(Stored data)
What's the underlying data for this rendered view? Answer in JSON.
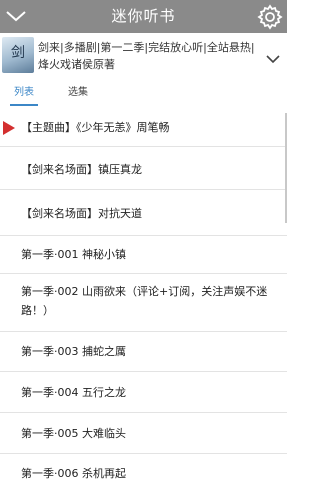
{
  "header": {
    "title": "迷你听书",
    "left_icon": "chevron-down-icon",
    "right_icon": "gear-icon"
  },
  "album": {
    "cover_glyph": "剑",
    "description": "剑来|多播剧|第一二季|完结放心听|全站悬热|烽火戏诸侯原著"
  },
  "tabs": [
    {
      "label": "列表",
      "active": true
    },
    {
      "label": "选集",
      "active": false
    }
  ],
  "tracks": [
    {
      "title": "【主题曲】《少年无恙》周笔畅",
      "playing": true
    },
    {
      "title": "【剑来名场面】镇压真龙",
      "playing": false
    },
    {
      "title": "【剑来名场面】对抗天道",
      "playing": false
    },
    {
      "title": "第一季·001 神秘小镇",
      "playing": false
    },
    {
      "title": "第一季·002 山雨欲来（评论+订阅，关注声娱不迷路！）",
      "playing": false
    },
    {
      "title": "第一季·003 捕蛇之厲",
      "playing": false
    },
    {
      "title": "第一季·004 五行之龙",
      "playing": false
    },
    {
      "title": "第一季·005 大难临头",
      "playing": false
    },
    {
      "title": "第一季·006 杀机再起",
      "playing": false
    }
  ],
  "colors": {
    "header_bg": "#8a8a8a",
    "accent": "#3c87c7",
    "playing_marker": "#d32f2f"
  }
}
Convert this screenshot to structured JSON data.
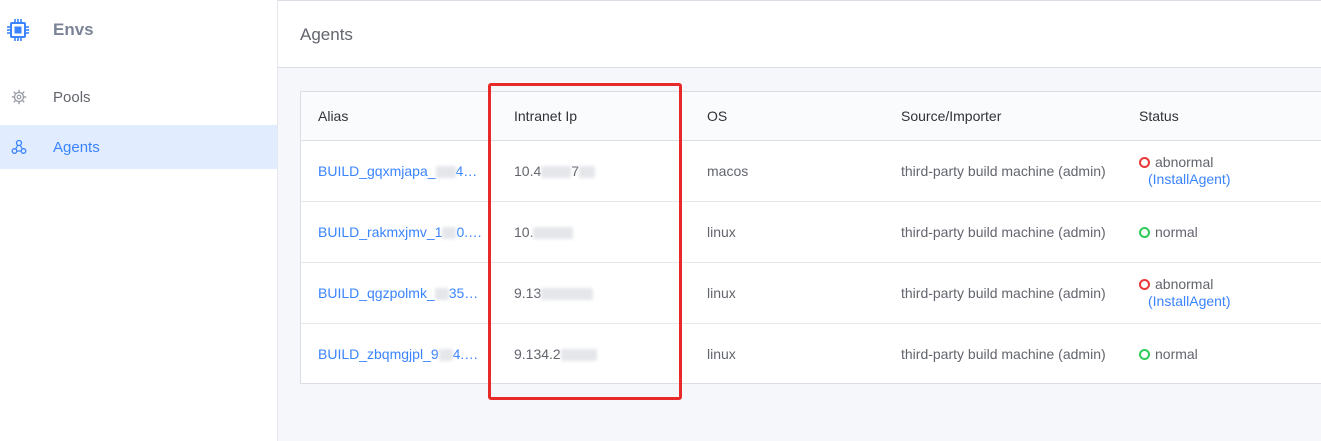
{
  "sidebar": {
    "title": "Envs",
    "items": [
      {
        "label": "Pools",
        "icon": "gear-cluster-icon",
        "active": false
      },
      {
        "label": "Agents",
        "icon": "network-nodes-icon",
        "active": true
      }
    ]
  },
  "header": {
    "title": "Agents"
  },
  "table": {
    "columns": [
      "Alias",
      "Intranet Ip",
      "OS",
      "Source/Importer",
      "Status"
    ],
    "rows": [
      {
        "alias": "BUILD_gqxmjapa_",
        "alias_tail": "4…",
        "ip": "10.4",
        "ip_tail": "7",
        "os": "macos",
        "source": "third-party build machine (admin)",
        "status": "abnormal",
        "action": "(InstallAgent)"
      },
      {
        "alias": "BUILD_rakmxjmv_1",
        "alias_tail": "0.…",
        "ip": "10.",
        "ip_tail": "",
        "os": "linux",
        "source": "third-party build machine (admin)",
        "status": "normal",
        "action": ""
      },
      {
        "alias": "BUILD_qgzpolmk_",
        "alias_tail": "35…",
        "ip": "9.13",
        "ip_tail": "",
        "os": "linux",
        "source": "third-party build machine (admin)",
        "status": "abnormal",
        "action": "(InstallAgent)"
      },
      {
        "alias": "BUILD_zbqmgjpl_9",
        "alias_tail": "4.…",
        "ip": "9.134.2",
        "ip_tail": "",
        "os": "linux",
        "source": "third-party build machine (admin)",
        "status": "normal",
        "action": ""
      }
    ]
  },
  "colors": {
    "accent": "#3a84ff",
    "highlight": "#e8292a",
    "abnormal": "#ea3636",
    "normal": "#2dcb56"
  }
}
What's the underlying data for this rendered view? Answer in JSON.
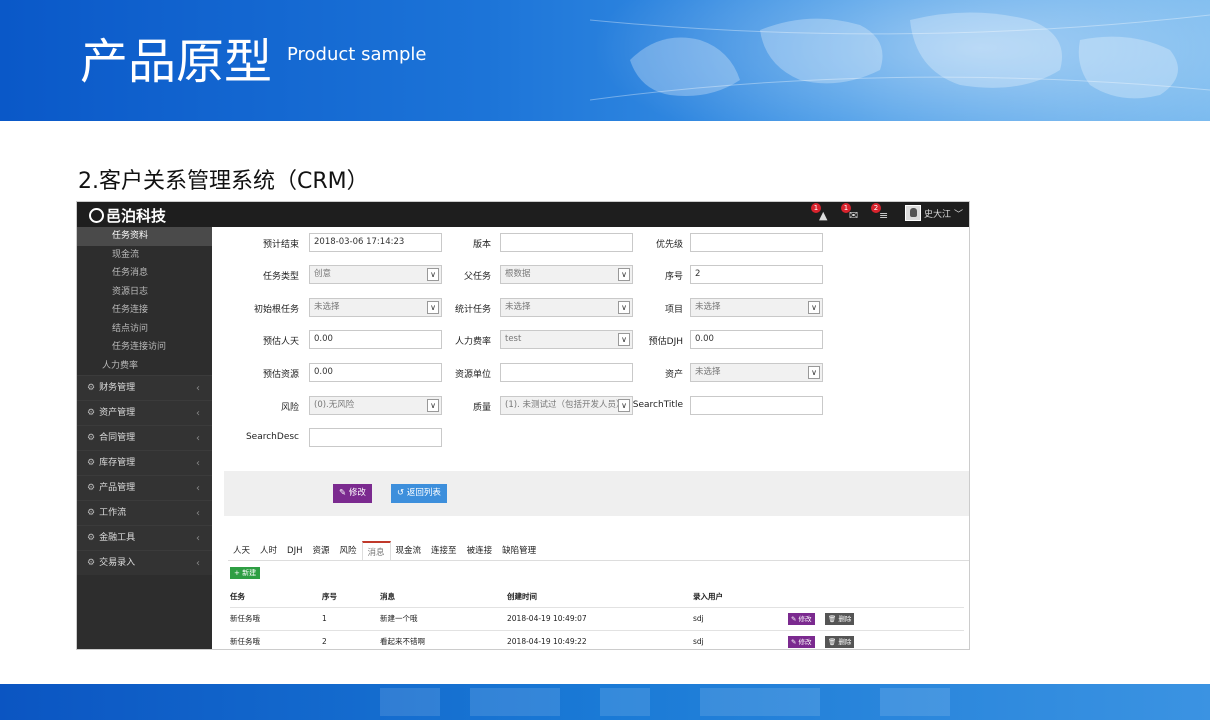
{
  "slide": {
    "title": "产品原型",
    "subtitle": "Product sample",
    "section": "2.客户关系管理系统（CRM）"
  },
  "app": {
    "logo": "邑泊科技",
    "notifications": [
      {
        "icon": "alert-icon",
        "count": "1",
        "glyph": "▲"
      },
      {
        "icon": "mail-icon",
        "count": "1",
        "glyph": "✉"
      },
      {
        "icon": "tasks-icon",
        "count": "2",
        "glyph": "≡"
      }
    ],
    "user": {
      "name": "史大江",
      "caret": "﹀"
    }
  },
  "sidebar": {
    "subitems": [
      {
        "label": "任务资料",
        "active": true
      },
      {
        "label": "现金流"
      },
      {
        "label": "任务消息"
      },
      {
        "label": "资源日志"
      },
      {
        "label": "任务连接"
      },
      {
        "label": "结点访问"
      },
      {
        "label": "任务连接访问"
      },
      {
        "label": "人力费率",
        "level1": true
      }
    ],
    "menus": [
      {
        "label": "财务管理"
      },
      {
        "label": "资产管理"
      },
      {
        "label": "合同管理"
      },
      {
        "label": "库存管理"
      },
      {
        "label": "产品管理"
      },
      {
        "label": "工作流"
      },
      {
        "label": "金融工具"
      },
      {
        "label": "交易录入"
      }
    ]
  },
  "form": {
    "fields": [
      {
        "label": "预计结束",
        "value": "2018-03-06 17:14:23",
        "type": "text"
      },
      {
        "label": "版本",
        "value": "",
        "type": "text"
      },
      {
        "label": "优先级",
        "value": "",
        "type": "text"
      },
      {
        "label": "任务类型",
        "value": "创意",
        "type": "select"
      },
      {
        "label": "父任务",
        "value": "根数据",
        "type": "select"
      },
      {
        "label": "序号",
        "value": "2",
        "type": "text"
      },
      {
        "label": "初始根任务",
        "value": "未选择",
        "type": "select"
      },
      {
        "label": "统计任务",
        "value": "未选择",
        "type": "select"
      },
      {
        "label": "项目",
        "value": "未选择",
        "type": "select"
      },
      {
        "label": "预估人天",
        "value": "0.00",
        "type": "text"
      },
      {
        "label": "人力费率",
        "value": "test",
        "type": "select"
      },
      {
        "label": "预估DJH",
        "value": "0.00",
        "type": "text"
      },
      {
        "label": "预估资源",
        "value": "0.00",
        "type": "text"
      },
      {
        "label": "资源单位",
        "value": "",
        "type": "text"
      },
      {
        "label": "资产",
        "value": "未选择",
        "type": "select"
      },
      {
        "label": "风险",
        "value": "(0).无风险",
        "type": "select"
      },
      {
        "label": "质量",
        "value": "(1). 未测试过（包括开发人员）",
        "type": "select"
      },
      {
        "label": "SearchTitle",
        "value": "",
        "type": "text"
      },
      {
        "label": "SearchDesc",
        "value": "",
        "type": "text"
      }
    ],
    "edit_label": "✎ 修改",
    "back_label": "↺ 返回列表"
  },
  "tabs": {
    "items": [
      "人天",
      "人时",
      "DJH",
      "资源",
      "风险",
      "消息",
      "现金流",
      "连接至",
      "被连接",
      "缺陷管理"
    ],
    "active": "消息",
    "new_label": "+ 新建"
  },
  "table": {
    "headers": [
      "任务",
      "序号",
      "消息",
      "创建时间",
      "录入用户"
    ],
    "rows": [
      {
        "task": "新任务哦",
        "seq": "1",
        "msg": "新建一个哦",
        "time": "2018-04-19 10:49:07",
        "user": "sdj"
      },
      {
        "task": "新任务哦",
        "seq": "2",
        "msg": "看起来不错啊",
        "time": "2018-04-19 10:49:22",
        "user": "sdj"
      }
    ],
    "row_edit": "✎ 修改",
    "row_delete": "🗑 删除"
  }
}
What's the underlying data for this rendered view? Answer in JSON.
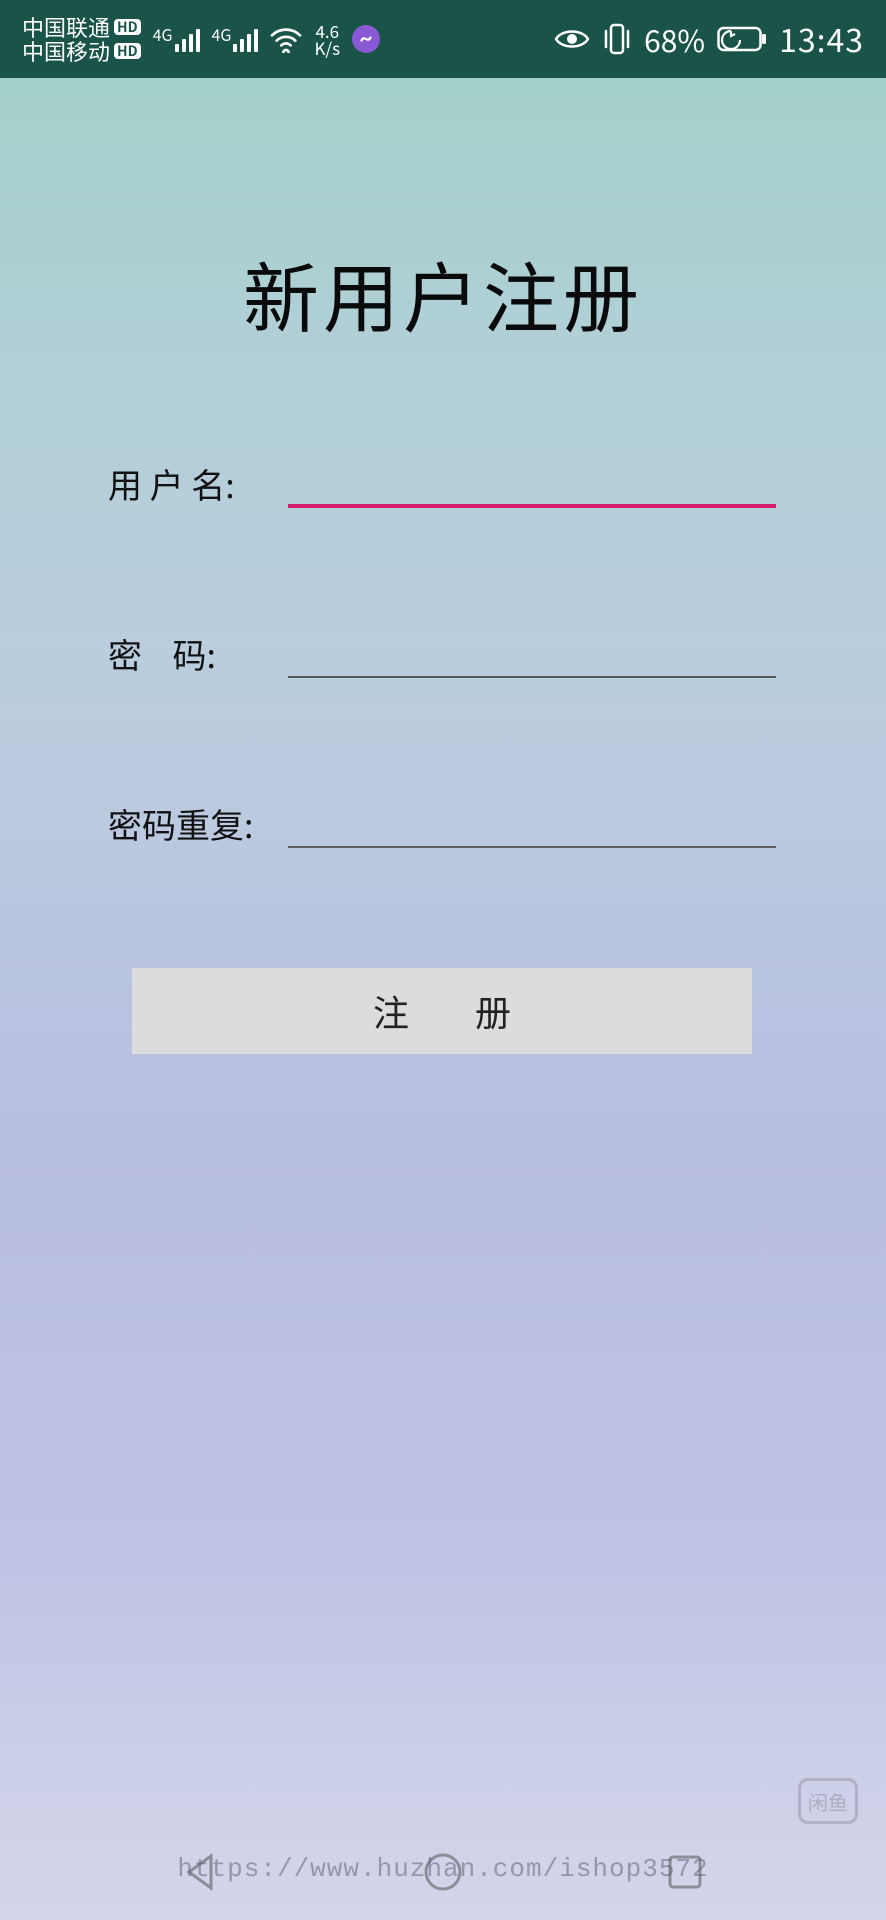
{
  "statusbar": {
    "carriers": [
      "中国联通",
      "中国移动"
    ],
    "hd_badge": "HD",
    "signal_gen": "4G",
    "net_speed_value": "4.6",
    "net_speed_unit": "K/s",
    "battery_pct": "68%",
    "time": "13:43"
  },
  "page": {
    "title": "新用户注册"
  },
  "form": {
    "username_label": "用 户 名:",
    "username_value": "",
    "password_label": "密    码:",
    "password_value": "",
    "password_repeat_label": "密码重复:",
    "password_repeat_value": "",
    "register_button": "注 册"
  },
  "watermark": "https://www.huzhan.com/ishop3572",
  "corner_badge": "闲鱼"
}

Problem requirements: All the material shown above is to be copied exactly, with no pictures carried over.

Response to the exercise:
What's the underlying data for this rendered view? Answer in JSON.
{
  "header": {
    "title": "迷你听书",
    "left_icon": "chevron-down-icon",
    "right_icon": "gear-icon"
  },
  "album": {
    "cover_glyph": "剑",
    "description": "剑来|多播剧|第一二季|完结放心听|全站悬热|烽火戏诸侯原著"
  },
  "tabs": [
    {
      "label": "列表",
      "active": true
    },
    {
      "label": "选集",
      "active": false
    }
  ],
  "tracks": [
    {
      "title": "【主题曲】《少年无恙》周笔畅",
      "playing": true
    },
    {
      "title": "【剑来名场面】镇压真龙",
      "playing": false
    },
    {
      "title": "【剑来名场面】对抗天道",
      "playing": false
    },
    {
      "title": "第一季·001 神秘小镇",
      "playing": false
    },
    {
      "title": "第一季·002 山雨欲来（评论+订阅，关注声娱不迷路！）",
      "playing": false
    },
    {
      "title": "第一季·003 捕蛇之厲",
      "playing": false
    },
    {
      "title": "第一季·004 五行之龙",
      "playing": false
    },
    {
      "title": "第一季·005 大难临头",
      "playing": false
    },
    {
      "title": "第一季·006 杀机再起",
      "playing": false
    }
  ],
  "colors": {
    "header_bg": "#8a8a8a",
    "accent": "#3c87c7",
    "playing_marker": "#d32f2f"
  }
}
Convert this screenshot to structured JSON data.
{
  "sidebar": {
    "title": "Envs",
    "items": [
      {
        "label": "Pools",
        "icon": "gear-cluster-icon",
        "active": false
      },
      {
        "label": "Agents",
        "icon": "network-nodes-icon",
        "active": true
      }
    ]
  },
  "header": {
    "title": "Agents"
  },
  "table": {
    "columns": [
      "Alias",
      "Intranet Ip",
      "OS",
      "Source/Importer",
      "Status"
    ],
    "rows": [
      {
        "alias": "BUILD_gqxmjapa_",
        "alias_tail": "4…",
        "ip": "10.4",
        "ip_tail": "7",
        "os": "macos",
        "source": "third-party build machine (admin)",
        "status": "abnormal",
        "action": "(InstallAgent)"
      },
      {
        "alias": "BUILD_rakmxjmv_1",
        "alias_tail": "0.…",
        "ip": "10.",
        "ip_tail": "",
        "os": "linux",
        "source": "third-party build machine (admin)",
        "status": "normal",
        "action": ""
      },
      {
        "alias": "BUILD_qgzpolmk_",
        "alias_tail": "35…",
        "ip": "9.13",
        "ip_tail": "",
        "os": "linux",
        "source": "third-party build machine (admin)",
        "status": "abnormal",
        "action": "(InstallAgent)"
      },
      {
        "alias": "BUILD_zbqmgjpl_9",
        "alias_tail": "4.…",
        "ip": "9.134.2",
        "ip_tail": "",
        "os": "linux",
        "source": "third-party build machine (admin)",
        "status": "normal",
        "action": ""
      }
    ]
  },
  "colors": {
    "accent": "#3a84ff",
    "highlight": "#e8292a",
    "abnormal": "#ea3636",
    "normal": "#2dcb56"
  }
}
What's the underlying data for this rendered view? Answer in JSON.
{
  "slide": {
    "title": "产品原型",
    "subtitle": "Product sample",
    "section": "2.客户关系管理系统（CRM）"
  },
  "app": {
    "logo": "邑泊科技",
    "notifications": [
      {
        "icon": "alert-icon",
        "count": "1",
        "glyph": "▲"
      },
      {
        "icon": "mail-icon",
        "count": "1",
        "glyph": "✉"
      },
      {
        "icon": "tasks-icon",
        "count": "2",
        "glyph": "≡"
      }
    ],
    "user": {
      "name": "史大江",
      "caret": "﹀"
    }
  },
  "sidebar": {
    "subitems": [
      {
        "label": "任务资料",
        "active": true
      },
      {
        "label": "现金流"
      },
      {
        "label": "任务消息"
      },
      {
        "label": "资源日志"
      },
      {
        "label": "任务连接"
      },
      {
        "label": "结点访问"
      },
      {
        "label": "任务连接访问"
      },
      {
        "label": "人力费率",
        "level1": true
      }
    ],
    "menus": [
      {
        "label": "财务管理"
      },
      {
        "label": "资产管理"
      },
      {
        "label": "合同管理"
      },
      {
        "label": "库存管理"
      },
      {
        "label": "产品管理"
      },
      {
        "label": "工作流"
      },
      {
        "label": "金融工具"
      },
      {
        "label": "交易录入"
      }
    ]
  },
  "form": {
    "fields": [
      {
        "label": "预计结束",
        "value": "2018-03-06 17:14:23",
        "type": "text"
      },
      {
        "label": "版本",
        "value": "",
        "type": "text"
      },
      {
        "label": "优先级",
        "value": "",
        "type": "text"
      },
      {
        "label": "任务类型",
        "value": "创意",
        "type": "select"
      },
      {
        "label": "父任务",
        "value": "根数据",
        "type": "select"
      },
      {
        "label": "序号",
        "value": "2",
        "type": "text"
      },
      {
        "label": "初始根任务",
        "value": "未选择",
        "type": "select"
      },
      {
        "label": "统计任务",
        "value": "未选择",
        "type": "select"
      },
      {
        "label": "项目",
        "value": "未选择",
        "type": "select"
      },
      {
        "label": "预估人天",
        "value": "0.00",
        "type": "text"
      },
      {
        "label": "人力费率",
        "value": "test",
        "type": "select"
      },
      {
        "label": "预估DJH",
        "value": "0.00",
        "type": "text"
      },
      {
        "label": "预估资源",
        "value": "0.00",
        "type": "text"
      },
      {
        "label": "资源单位",
        "value": "",
        "type": "text"
      },
      {
        "label": "资产",
        "value": "未选择",
        "type": "select"
      },
      {
        "label": "风险",
        "value": "(0).无风险",
        "type": "select"
      },
      {
        "label": "质量",
        "value": "(1). 未测试过（包括开发人员）",
        "type": "select"
      },
      {
        "label": "SearchTitle",
        "value": "",
        "type": "text"
      },
      {
        "label": "SearchDesc",
        "value": "",
        "type": "text"
      }
    ],
    "edit_label": "✎ 修改",
    "back_label": "↺ 返回列表"
  },
  "tabs": {
    "items": [
      "人天",
      "人时",
      "DJH",
      "资源",
      "风险",
      "消息",
      "现金流",
      "连接至",
      "被连接",
      "缺陷管理"
    ],
    "active": "消息",
    "new_label": "+ 新建"
  },
  "table": {
    "headers": [
      "任务",
      "序号",
      "消息",
      "创建时间",
      "录入用户"
    ],
    "rows": [
      {
        "task": "新任务哦",
        "seq": "1",
        "msg": "新建一个哦",
        "time": "2018-04-19 10:49:07",
        "user": "sdj"
      },
      {
        "task": "新任务哦",
        "seq": "2",
        "msg": "看起来不错啊",
        "time": "2018-04-19 10:49:22",
        "user": "sdj"
      }
    ],
    "row_edit": "✎ 修改",
    "row_delete": "🗑 删除"
  }
}
What's the underlying data for this rendered view? Answer in JSON.
{
  "statusbar": {
    "carriers": [
      "中国联通",
      "中国移动"
    ],
    "hd_badge": "HD",
    "signal_gen": "4G",
    "net_speed_value": "4.6",
    "net_speed_unit": "K/s",
    "battery_pct": "68%",
    "time": "13:43"
  },
  "page": {
    "title": "新用户注册"
  },
  "form": {
    "username_label": "用 户 名:",
    "username_value": "",
    "password_label": "密    码:",
    "password_value": "",
    "password_repeat_label": "密码重复:",
    "password_repeat_value": "",
    "register_button": "注 册"
  },
  "watermark": "https://www.huzhan.com/ishop3572",
  "corner_badge": "闲鱼"
}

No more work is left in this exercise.